* **DOCUMENT EXTRACT**
Add duplicate information to the DataFrame based on the dups table.

Parameters:
  • df (pd.DataFrame) – DataFrame containing a ‘report_id’ column.

  • dups (pd.DataFrame) – DataFrame where the index corresponds to rows in df and the values are lists of duplicate indices or duplicate IDs.

Return type:

DataFrame

Returns:

pd.DataFrame – A new DataFrame with a ‘duplicates’ column containing duplicates as a sorted string list, e.g., “{ID1,ID2}”.

Notes

  • If a row has no duplicates, its ‘duplicates’ column is left unchanged.

  • Supports duplicates represented either by IDs (str) or by indices (int) of report_id.

cdm_reader_mapper.duplicates.duplicates.add_history(df, indexes)[source]

Append duplicate information to the ‘history’ column of a DataFrame.

Parameters:
  • df (pd.DataFrame) – The DataFrame containing a ‘history’ column.

  • indexes (list[int] or pd.Index) – Row indexes where history should be updated.

Return type:

DataFrame

Returns:

pd.DataFrame – A new DataFrame with updated ‘history’ column for the selected rows.

Notes

  • If ‘history’ column does not exist, it will be created with empty strings.

  • Each message is prefixed with a UTC timestamp in “YYYY-MM-DD HH:MM:SS” format.

cdm_reader_mapper.duplicates.duplicates.add_report_quality(df, indexes_bad)[source]

Update the ‘report_quality’ column in a DataFrame for bad reports.

Parameters:
  • df (pd.DataFrame) – DataFrame containing at least a ‘report_quality’ column.

  • indexes_bad (iterable of int) – Row indices in the DataFrame to mark as bad quality (value=1).

Return type:

DataFrame

Returns:

pd.DataFrame – DataFrame with updated ‘report_quality’ column.

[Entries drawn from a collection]

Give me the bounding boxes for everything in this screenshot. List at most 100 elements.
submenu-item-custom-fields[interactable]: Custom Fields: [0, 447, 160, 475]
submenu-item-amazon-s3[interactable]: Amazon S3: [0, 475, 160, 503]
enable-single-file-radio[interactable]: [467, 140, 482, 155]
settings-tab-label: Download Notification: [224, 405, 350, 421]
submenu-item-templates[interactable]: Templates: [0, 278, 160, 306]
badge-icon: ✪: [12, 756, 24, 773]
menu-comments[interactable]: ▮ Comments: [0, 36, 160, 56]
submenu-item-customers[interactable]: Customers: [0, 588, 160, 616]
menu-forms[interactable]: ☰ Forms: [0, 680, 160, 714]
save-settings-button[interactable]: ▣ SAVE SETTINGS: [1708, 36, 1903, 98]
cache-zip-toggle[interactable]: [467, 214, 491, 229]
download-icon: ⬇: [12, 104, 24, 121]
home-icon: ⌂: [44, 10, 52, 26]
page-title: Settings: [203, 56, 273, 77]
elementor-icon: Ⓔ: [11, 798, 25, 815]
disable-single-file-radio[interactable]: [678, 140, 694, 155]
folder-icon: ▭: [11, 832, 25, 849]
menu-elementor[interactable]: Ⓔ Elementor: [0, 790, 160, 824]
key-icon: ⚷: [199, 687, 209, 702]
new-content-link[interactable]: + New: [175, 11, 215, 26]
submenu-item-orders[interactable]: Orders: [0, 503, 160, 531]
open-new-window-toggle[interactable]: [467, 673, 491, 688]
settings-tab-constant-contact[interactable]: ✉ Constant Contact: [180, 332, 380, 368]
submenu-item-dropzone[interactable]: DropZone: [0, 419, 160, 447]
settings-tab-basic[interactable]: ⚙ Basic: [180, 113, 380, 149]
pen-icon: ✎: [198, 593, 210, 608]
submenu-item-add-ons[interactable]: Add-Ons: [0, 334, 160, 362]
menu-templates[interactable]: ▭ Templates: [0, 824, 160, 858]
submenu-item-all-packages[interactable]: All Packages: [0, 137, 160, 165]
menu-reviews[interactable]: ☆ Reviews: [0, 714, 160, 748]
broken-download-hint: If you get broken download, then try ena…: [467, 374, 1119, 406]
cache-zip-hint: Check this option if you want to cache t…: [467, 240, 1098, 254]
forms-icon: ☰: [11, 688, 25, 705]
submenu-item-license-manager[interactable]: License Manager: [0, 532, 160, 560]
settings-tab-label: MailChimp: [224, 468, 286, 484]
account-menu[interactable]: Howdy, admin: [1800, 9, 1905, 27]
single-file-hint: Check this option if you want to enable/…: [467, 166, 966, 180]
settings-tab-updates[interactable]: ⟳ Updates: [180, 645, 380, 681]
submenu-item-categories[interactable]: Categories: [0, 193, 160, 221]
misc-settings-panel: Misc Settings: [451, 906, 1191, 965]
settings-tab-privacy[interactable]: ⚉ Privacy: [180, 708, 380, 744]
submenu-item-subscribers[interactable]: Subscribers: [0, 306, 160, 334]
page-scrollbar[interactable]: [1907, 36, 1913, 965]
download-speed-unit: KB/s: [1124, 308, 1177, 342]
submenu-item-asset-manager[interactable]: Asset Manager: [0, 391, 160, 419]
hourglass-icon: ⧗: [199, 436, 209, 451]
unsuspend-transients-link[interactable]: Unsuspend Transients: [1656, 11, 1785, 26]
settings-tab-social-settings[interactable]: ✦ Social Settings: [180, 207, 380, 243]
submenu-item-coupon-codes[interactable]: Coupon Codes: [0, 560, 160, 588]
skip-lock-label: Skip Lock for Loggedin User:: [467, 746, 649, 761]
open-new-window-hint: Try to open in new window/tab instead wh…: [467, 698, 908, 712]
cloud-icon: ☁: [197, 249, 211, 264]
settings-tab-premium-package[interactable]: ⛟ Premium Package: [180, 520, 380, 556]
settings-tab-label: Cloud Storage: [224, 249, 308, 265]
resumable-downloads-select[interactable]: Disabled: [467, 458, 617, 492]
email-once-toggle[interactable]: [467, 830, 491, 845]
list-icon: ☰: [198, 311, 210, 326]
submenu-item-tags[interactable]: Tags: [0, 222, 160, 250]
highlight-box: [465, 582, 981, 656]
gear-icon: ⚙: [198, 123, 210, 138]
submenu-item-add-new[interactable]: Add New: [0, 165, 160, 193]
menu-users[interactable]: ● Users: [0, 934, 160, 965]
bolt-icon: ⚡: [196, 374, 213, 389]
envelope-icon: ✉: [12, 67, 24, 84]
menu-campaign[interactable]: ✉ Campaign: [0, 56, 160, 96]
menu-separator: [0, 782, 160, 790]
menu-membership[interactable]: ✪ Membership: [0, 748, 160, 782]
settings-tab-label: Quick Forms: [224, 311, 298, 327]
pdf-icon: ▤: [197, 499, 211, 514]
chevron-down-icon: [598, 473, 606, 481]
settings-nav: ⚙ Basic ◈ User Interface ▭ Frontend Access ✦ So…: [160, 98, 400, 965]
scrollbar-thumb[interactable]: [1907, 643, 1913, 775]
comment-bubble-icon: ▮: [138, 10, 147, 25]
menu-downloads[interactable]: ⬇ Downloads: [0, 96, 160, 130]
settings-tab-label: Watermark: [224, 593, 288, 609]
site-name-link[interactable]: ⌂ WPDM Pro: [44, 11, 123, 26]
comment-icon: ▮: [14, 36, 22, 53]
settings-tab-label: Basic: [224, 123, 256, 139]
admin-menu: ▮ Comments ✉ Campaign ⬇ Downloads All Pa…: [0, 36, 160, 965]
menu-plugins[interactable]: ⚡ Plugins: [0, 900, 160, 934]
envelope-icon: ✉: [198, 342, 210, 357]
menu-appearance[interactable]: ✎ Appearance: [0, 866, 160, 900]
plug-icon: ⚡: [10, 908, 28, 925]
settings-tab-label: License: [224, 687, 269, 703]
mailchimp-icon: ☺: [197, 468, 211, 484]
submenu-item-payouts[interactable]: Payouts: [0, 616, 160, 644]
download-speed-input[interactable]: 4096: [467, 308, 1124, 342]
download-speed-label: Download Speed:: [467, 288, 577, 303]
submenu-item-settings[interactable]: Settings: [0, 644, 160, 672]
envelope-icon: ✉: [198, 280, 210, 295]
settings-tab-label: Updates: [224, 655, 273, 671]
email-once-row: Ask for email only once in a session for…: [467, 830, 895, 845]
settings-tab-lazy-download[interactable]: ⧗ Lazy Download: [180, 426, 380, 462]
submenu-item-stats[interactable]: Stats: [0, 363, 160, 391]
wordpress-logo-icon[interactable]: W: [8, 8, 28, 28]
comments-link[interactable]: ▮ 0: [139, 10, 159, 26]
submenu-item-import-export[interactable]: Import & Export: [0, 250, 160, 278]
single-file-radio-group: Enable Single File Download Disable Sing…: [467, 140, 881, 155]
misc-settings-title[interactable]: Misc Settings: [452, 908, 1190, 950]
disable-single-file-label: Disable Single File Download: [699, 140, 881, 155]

* **WORK TO BE COMPLETED**
From the duplicates API documentation, extract the passage between "pd.DataFrame – A new DataFrame with updated" and "for bad reports.", inclusive, copying it word for word.

* **SOLUTION TO THE PROBLEM**
pd.DataFrame – A new DataFrame with updated ‘history’ column for the selected rows.

Notes

  • If ‘history’ column does not exist, it will be created with empty strings.

  • Each message is prefixed with a UTC timestamp in “YYYY-MM-DD HH:MM:SS” format.

cdm_reader_mapper.duplicates.duplicates.add_report_quality(df, indexes_bad)[source]

Update the ‘report_quality’ column in a DataFrame for bad reports.